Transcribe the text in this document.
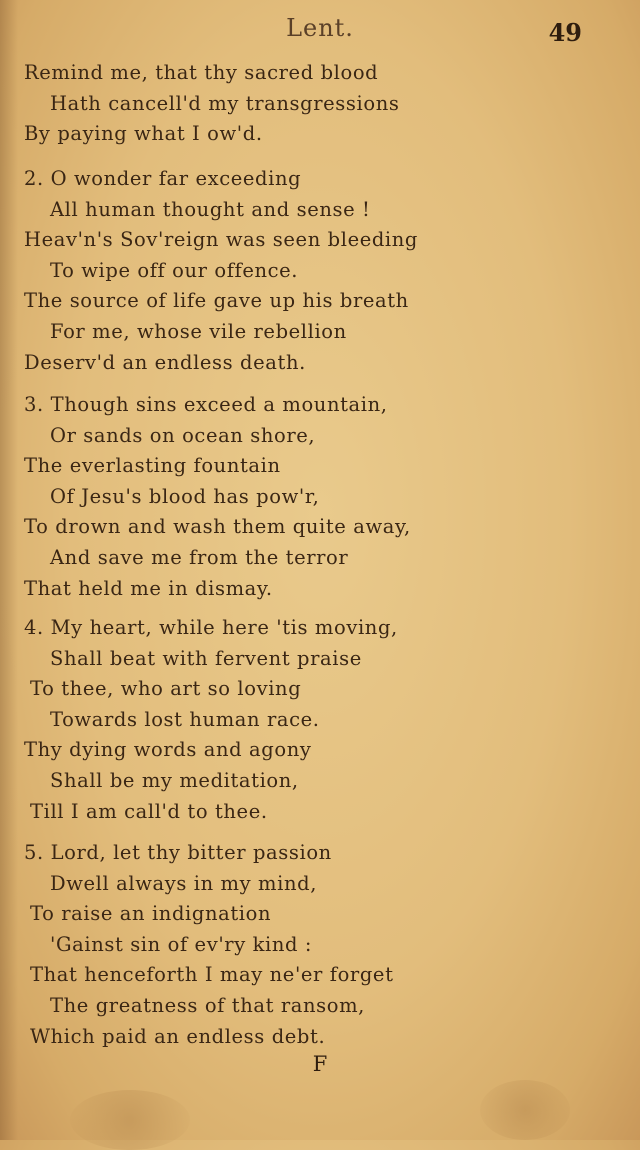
Lent.	49
Remind me, that thy sacred blood
Hath cancell'd my transgressions
By paying what I ow'd.
2. O wonder far exceeding
All human thought and sense !
Heav'n's Sov'reign was seen bleeding
To wipe off our offence.
The source of life gave up his breath
For me, whose vile rebellion
Deserv'd an endless death.
3. Though sins exceed a mountain,
Or sands on ocean shore,
The everlasting fountain
Of Jesu's blood has pow'r,
To drown and wash them quite away,
And save me from the terror
That held me in dismay.
4. My heart, while here 'tis moving,
Shall beat with fervent praise
To thee, who art so loving
Towards lost human race.
Thy dying words and agony
Shall be my meditation,
Till I am call'd to thee.
5. Lord, let thy bitter passion
Dwell always in my mind,
To raise an indignation
'Gainst sin of ev'ry kind :
That henceforth I may ne'er forget
The greatness of that ransom,
Which paid an endless debt.
F
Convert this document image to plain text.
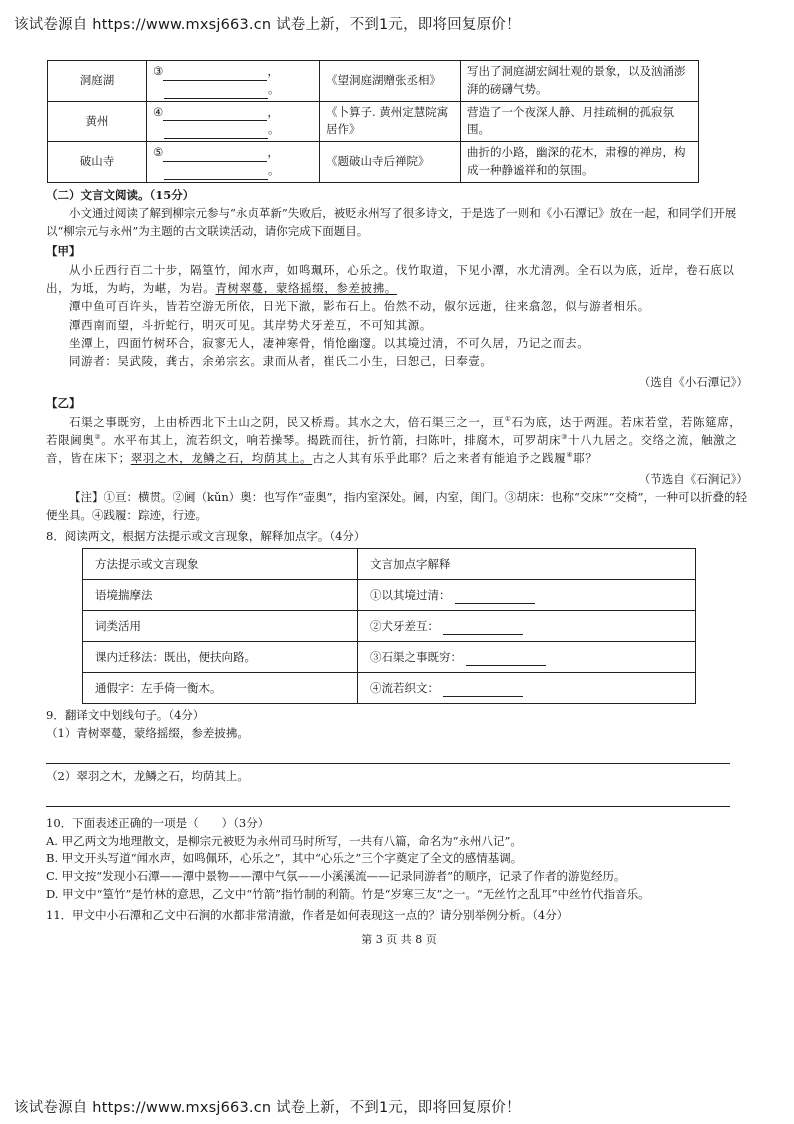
该试卷源自 https://www.mxsj663.cn 试卷上新，不到1元，即将回复原价！
洞庭湖	③ ，
。	《望洞庭湖赠张丞相》	写出了洞庭湖宏阔壮观的景象，以及汹涌澎湃的磅礴气势。
黄州	④ ，
。	《卜算子. 黄州定慧院寓居作》	营造了一个夜深人静、月挂疏桐的孤寂氛围。
破山寺	⑤ ，
。	《题破山寺后禅院》	曲折的小路，幽深的花木，肃穆的禅房，构成一种静谧祥和的氛围。
（二）文言文阅读。（15分）

小文通过阅读了解到柳宗元参与“永贞革新”失败后，被贬永州写了很多诗文，于是选了一则和《小石潭记》放在一起，和同学们开展以“柳宗元与永州”为主题的古文联读活动，请你完成下面题目。

【甲】

从小丘西行百二十步，隔篁竹，闻水声，如鸣珮环，心乐之。伐竹取道，下见小潭，水尤清冽。全石以为底，近岸，卷石底以出，为坻，为屿，为嵁，为岩。青树翠蔓，蒙络摇缀，参差披拂。

潭中鱼可百许头，皆若空游无所依，日光下澈，影布石上。佁然不动，俶尔远逝，往来翕忽，似与游者相乐。

潭西南而望，斗折蛇行，明灭可见。其岸势犬牙差互，不可知其源。

坐潭上，四面竹树环合，寂寥无人，凄神寒骨，悄怆幽邃。以其境过清，不可久居，乃记之而去。

同游者：吴武陵，龚古，余弟宗玄。隶而从者，崔氏二小生，曰恕己，曰奉壹。

（选自《小石潭记》）
【乙】

石渠之事既穷，上由桥西北下土山之阴，民又桥焉。其水之大，倍石渠三之一，亘①石为底，达于两涯。若床若堂，若陈筵席，若限阃奥②。水平布其上，流若织文，响若操琴。揭跣而往，折竹箭，扫陈叶，排腐木，可罗胡床③十八九居之。交络之流，触激之音，皆在床下；翠羽之木，龙鳞之石，均荫其上。古之人其有乐乎此耶？后之来者有能追予之践履④耶？

（节选自《石涧记》）

【注】①亘：横贯。②阃（kǔn）奥：也写作“壶奥”，指内室深处。阃，内室，闺门。③胡床：也称“交床”“交椅”，一种可以折叠的轻便坐具。④践履：踪迹，行迹。

8．阅读两文，根据方法提示或文言现象，解释加点字。（4分）
方法提示或文言现象	文言加点字解释
语境揣摩法	①以其境过清：
词类活用	②犬牙差互：
课内迁移法：既出，便扶向路。	③石渠之事既穷：
通假字：左手倚一衡木。	④流若织文：
9．翻译文中划线句子。（4分）
（1）青树翠蔓，蒙络摇缀，参差披拂。
（2）翠羽之木，龙鳞之石，均荫其上。
10．下面表述正确的一项是（　　）（3分）
A. 甲乙两文为地理散文，是柳宗元被贬为永州司马时所写，一共有八篇，命名为“永州八记”。
B. 甲文开头写道“闻水声，如鸣佩环，心乐之”，其中“心乐之”三个字奠定了全文的感情基调。
C. 甲文按“发现小石潭——潭中景物——潭中气氛——小溪溪流——记录同游者”的顺序，记录了作者的游览经历。
D. 甲文中“篁竹”是竹林的意思，乙文中“竹箭”指竹制的利箭。竹是“岁寒三友”之一。“无丝竹之乱耳”中丝竹代指音乐。
11．甲文中小石潭和乙文中石涧的水都非常清澈，作者是如何表现这一点的？请分别举例分析。（4分）
第 3 页 共 8 页
该试卷源自 https://www.mxsj663.cn 试卷上新，不到1元，即将回复原价！
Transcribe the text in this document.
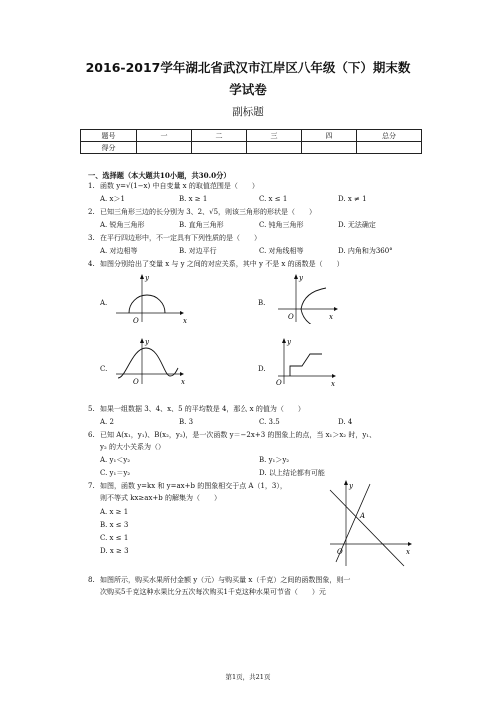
2016-2017学年湖北省武汉市江岸区八年级（下）期末数
学试卷
副标题
题号	一	二	三	四	总分
得分					
一、选择题（本大题共10小题，共30.0分）
1. 函数 y=√(1−x) 中自变量 x 的取值范围是（　　）
A. x＞1	B. x ≥ 1	C. x ≤ 1	D. x ≠ 1
2. 已知三角形三边的长分别为 3、2、√5，则该三角形的形状是（　　）
A. 锐角三角形	B. 直角三角形	C. 钝角三角形	D. 无法确定
3. 在平行四边形中，不一定具有下列性质的是（　　）
A. 对边相等	B. 对边平行	C. 对角线相等	D. 内角和为360°
4. 如图分别给出了变量 x 与 y 之间的对应关系，其中 y 不是 x 的函数是（　　）
A.
y
x
O
B.
y
x
O
C.
y
x
O
D.
y
x
O
5. 如果一组数据 3、4、x、5 的平均数是 4，那么 x 的值为（　　）
A. 2	B. 3	C. 3.5	D. 4
6. 已知 A(x₁，y₁)、B(x₂，y₂)，是一次函数 y＝−2x+3 的图象上的点，当 x₁＞x₂ 时，y₁、
y₂ 的大小关系为（）
A. y₁＜y₂	B. y₁＞y₂
C. y₁＝y₂	D. 以上结论都有可能
7. 如图，函数 y=kx 和 y=ax+b 的图象相交于点 A（1，3），
则不等式 kx≥ax+b 的解集为（　　）
A. x ≥ 1
B. x ≤ 3
C. x ≤ 1
D. x ≥ 3
y
x
O
A
8. 如图所示，购买水果所付金额 y（元）与购买量 x（千克）之间的函数图象，则一
次购买5千克这种水果比分五次每次购买1千克这种水果可节省（　　）元
第1页，共21页
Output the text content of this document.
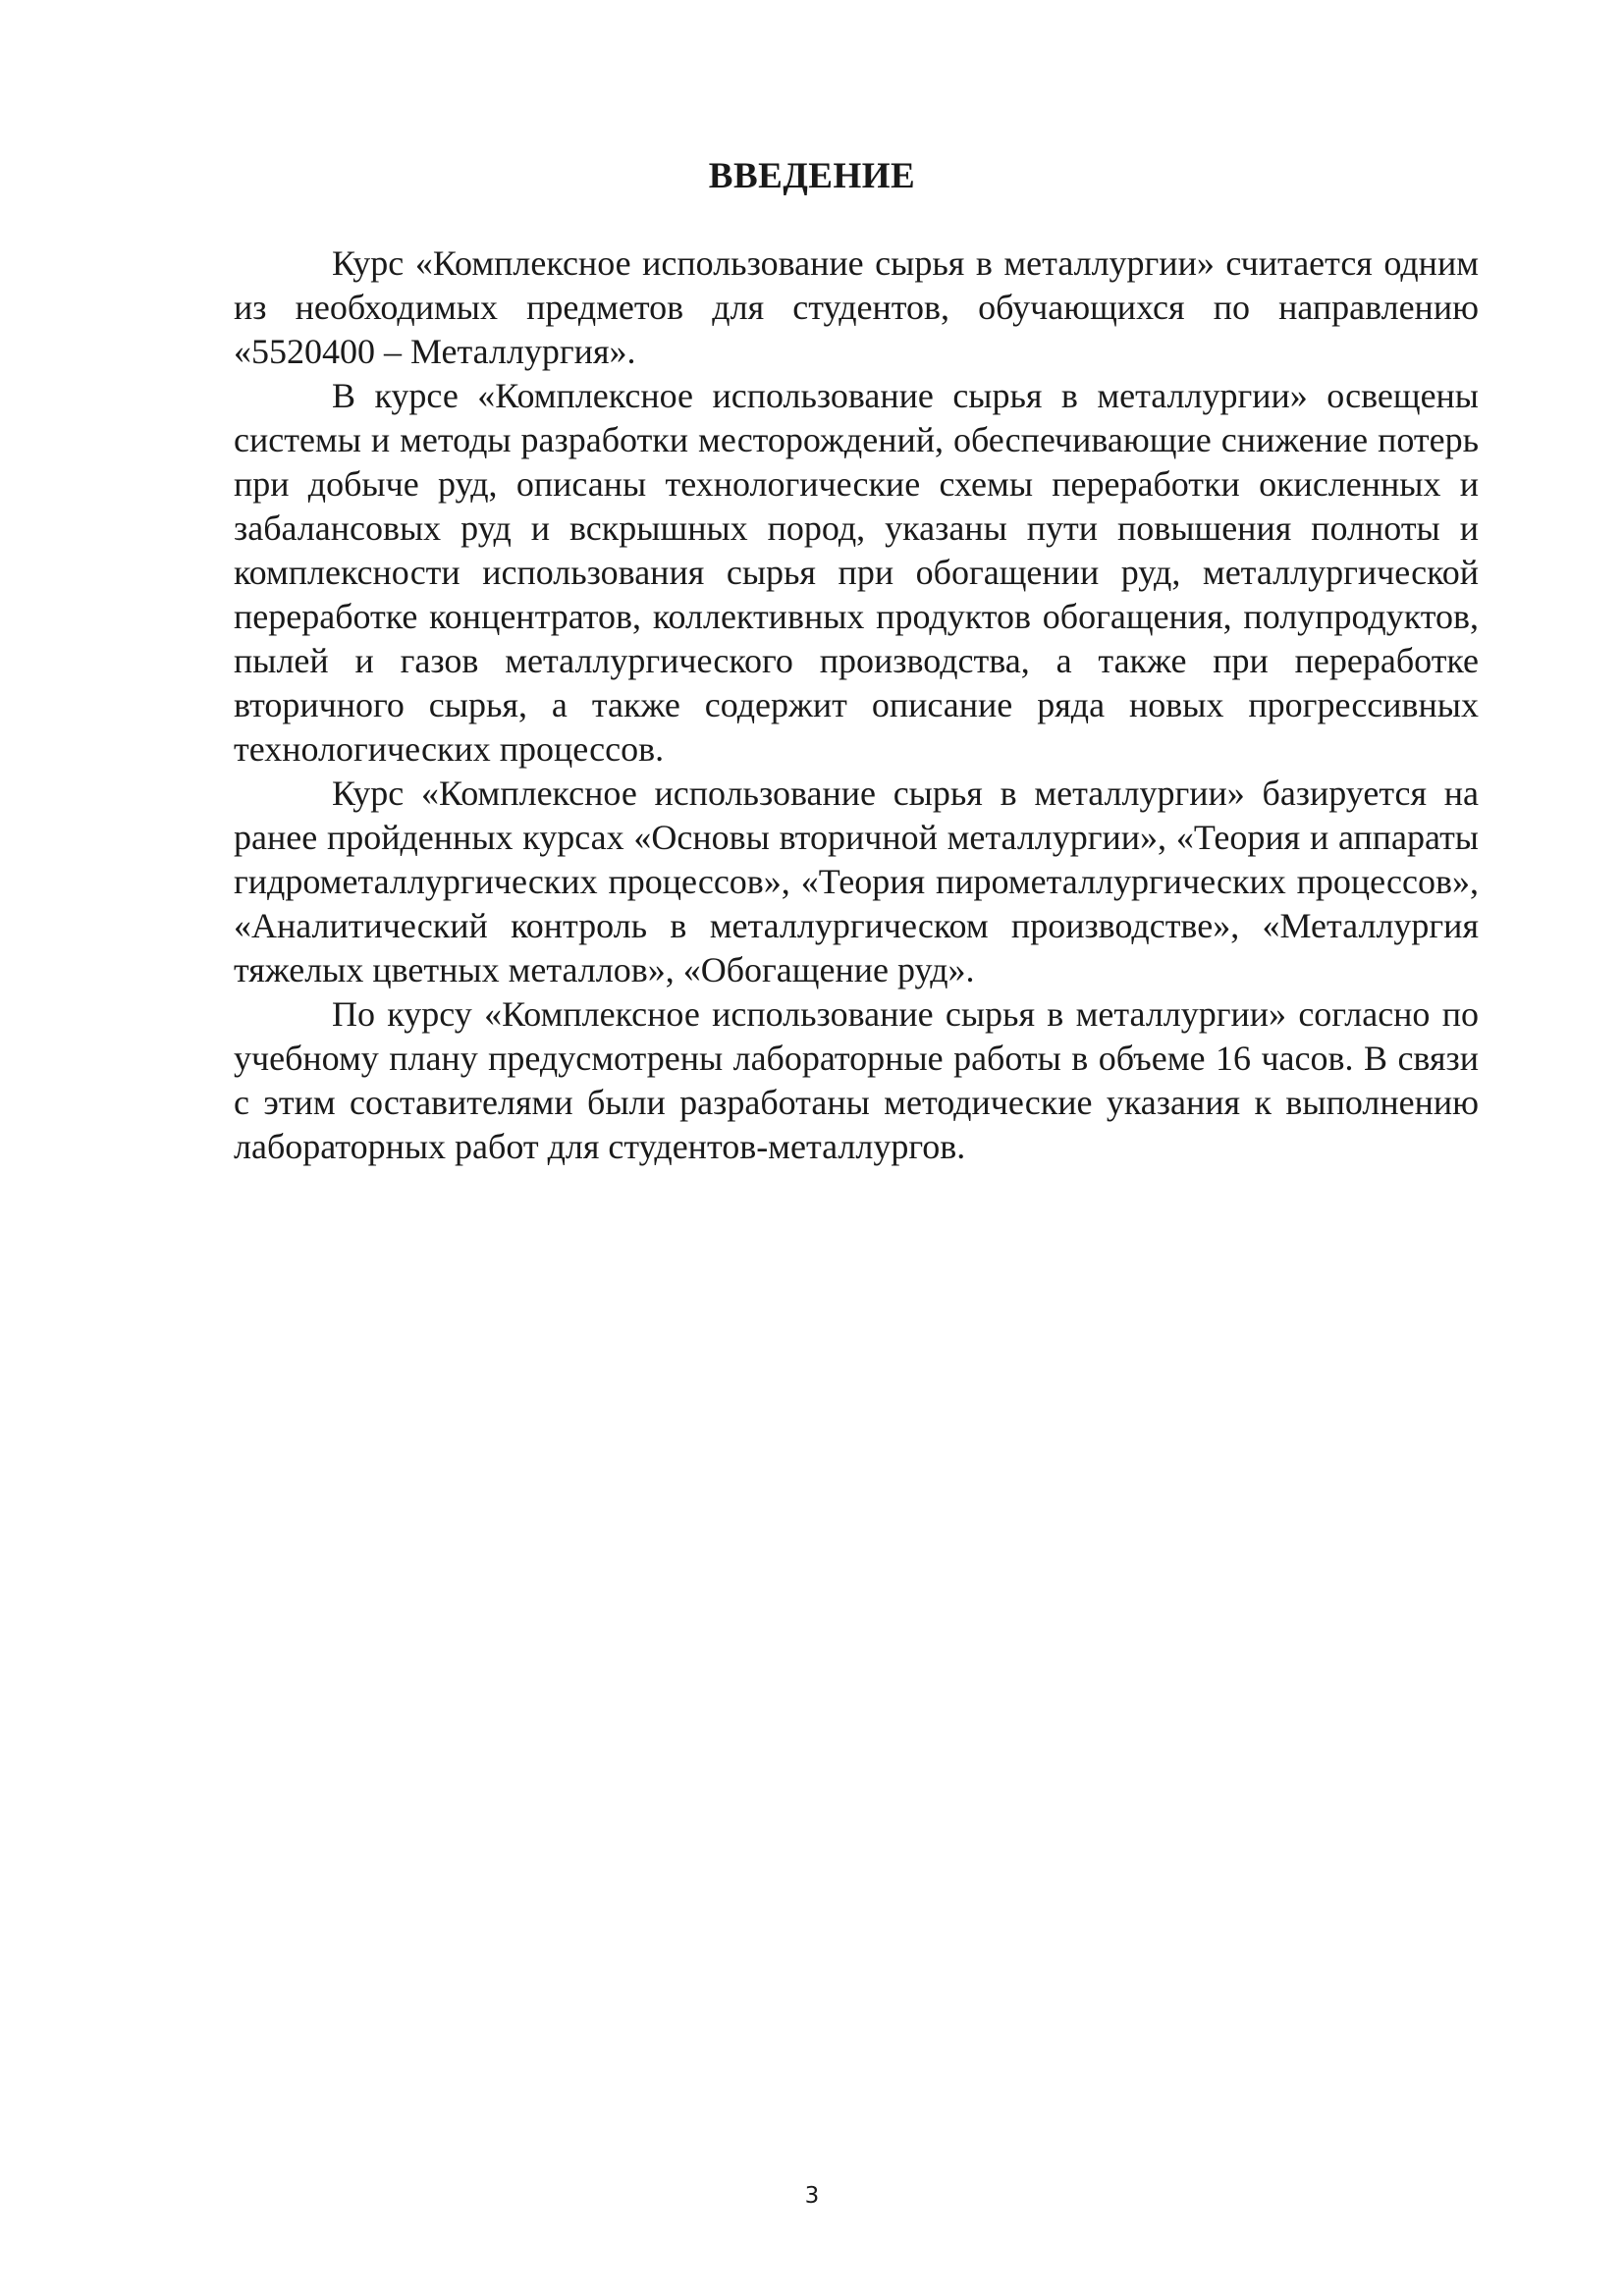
ВВЕДЕНИЕ

Курс «Комплексное использование сырья в металлургии» считается одним из необходимых предметов для студентов, обучающихся по направлению «5520400 – Металлургия».

В курсе «Комплексное использование сырья в металлургии» освещены системы и методы разработки месторождений, обеспечивающие снижение потерь при добыче руд, описаны технологические схемы переработки окисленных и забалансовых руд и вскрышных пород, указаны пути повышения полноты и комплексности использования сырья при обогащении руд, металлургической переработке концентратов, коллективных продуктов обогащения, полупродуктов, пылей и газов металлургического производства, а также при переработке вторичного сырья, а также содержит описание ряда новых прогрессивных технологических процессов.

Курс «Комплексное использование сырья в металлургии» базируется на ранее пройденных курсах «Основы вторичной металлургии», «Теория и аппараты гидрометаллургических процессов», «Теория пирометаллургических процессов», «Аналитический контроль в металлургическом производстве», «Металлургия тяжелых цветных металлов», «Обогащение руд».

По курсу «Комплексное использование сырья в металлургии» согласно по учебному плану предусмотрены лабораторные работы в объеме 16 часов. В связи с этим составителями были разработаны методические указания к выполнению лабораторных работ для студентов-металлургов.

3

• • • • •

» **Goal of the exercise**: Where a line in the material above holds "this", copy that line.

» **Reply to the exercise**:
Transcribe the text in this document.
Convert this document image to plain text.
Transcribe the text in this document.
Output the text content of this document.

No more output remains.